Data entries
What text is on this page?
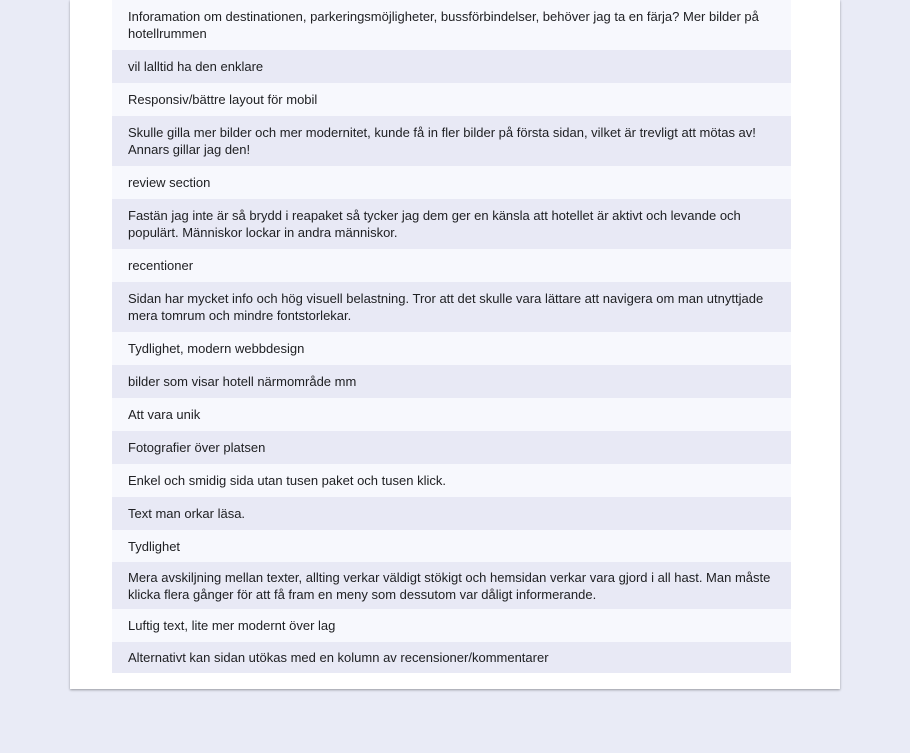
Inforamation om destinationen, parkeringsmöjligheter, bussförbindelser, behöver jag ta en färja? Mer bilder på hotellrummen
vil lalltid ha den enklare
Responsiv/bättre layout för mobil
Skulle gilla mer bilder och mer modernitet, kunde få in fler bilder på första sidan, vilket är trevligt att mötas av! Annars gillar jag den!
review section
Fastän jag inte är så brydd i reapaket så tycker jag dem ger en känsla att hotellet är aktivt och levande och populärt. Människor lockar in andra människor.
recentioner
Sidan har mycket info och hög visuell belastning. Tror att det skulle vara lättare att navigera om man utnyttjade mera tomrum och mindre fontstorlekar.
Tydlighet, modern webbdesign
bilder som visar hotell närmområde mm
Att vara unik
Fotografier över platsen
Enkel och smidig sida utan tusen paket och tusen klick.
Text man orkar läsa.
Tydlighet
Mera avskiljning mellan texter, allting verkar väldigt stökigt och hemsidan verkar vara gjord i all hast. Man måste klicka flera gånger för att få fram en meny som dessutom var dåligt informerande.
Luftig text, lite mer modernt över lag
Alternativt kan sidan utökas med en kolumn av recensioner/kommentarer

WHAT THE EXERCISE ASKS> Pull out all lines of the data with the string "vara".

CORRECT RESULT>
Sidan har mycket info och hög visuell belastning. Tror att det skulle vara lättare att navigera om man utnyttjade mera tomrum och mindre fontstorlekar.
Att vara unik
Mera avskiljning mellan texter, allting verkar väldigt stökigt och hemsidan verkar vara gjord i all hast. Man måste klicka flera gånger för att få fram en meny som dessutom var dåligt informerande.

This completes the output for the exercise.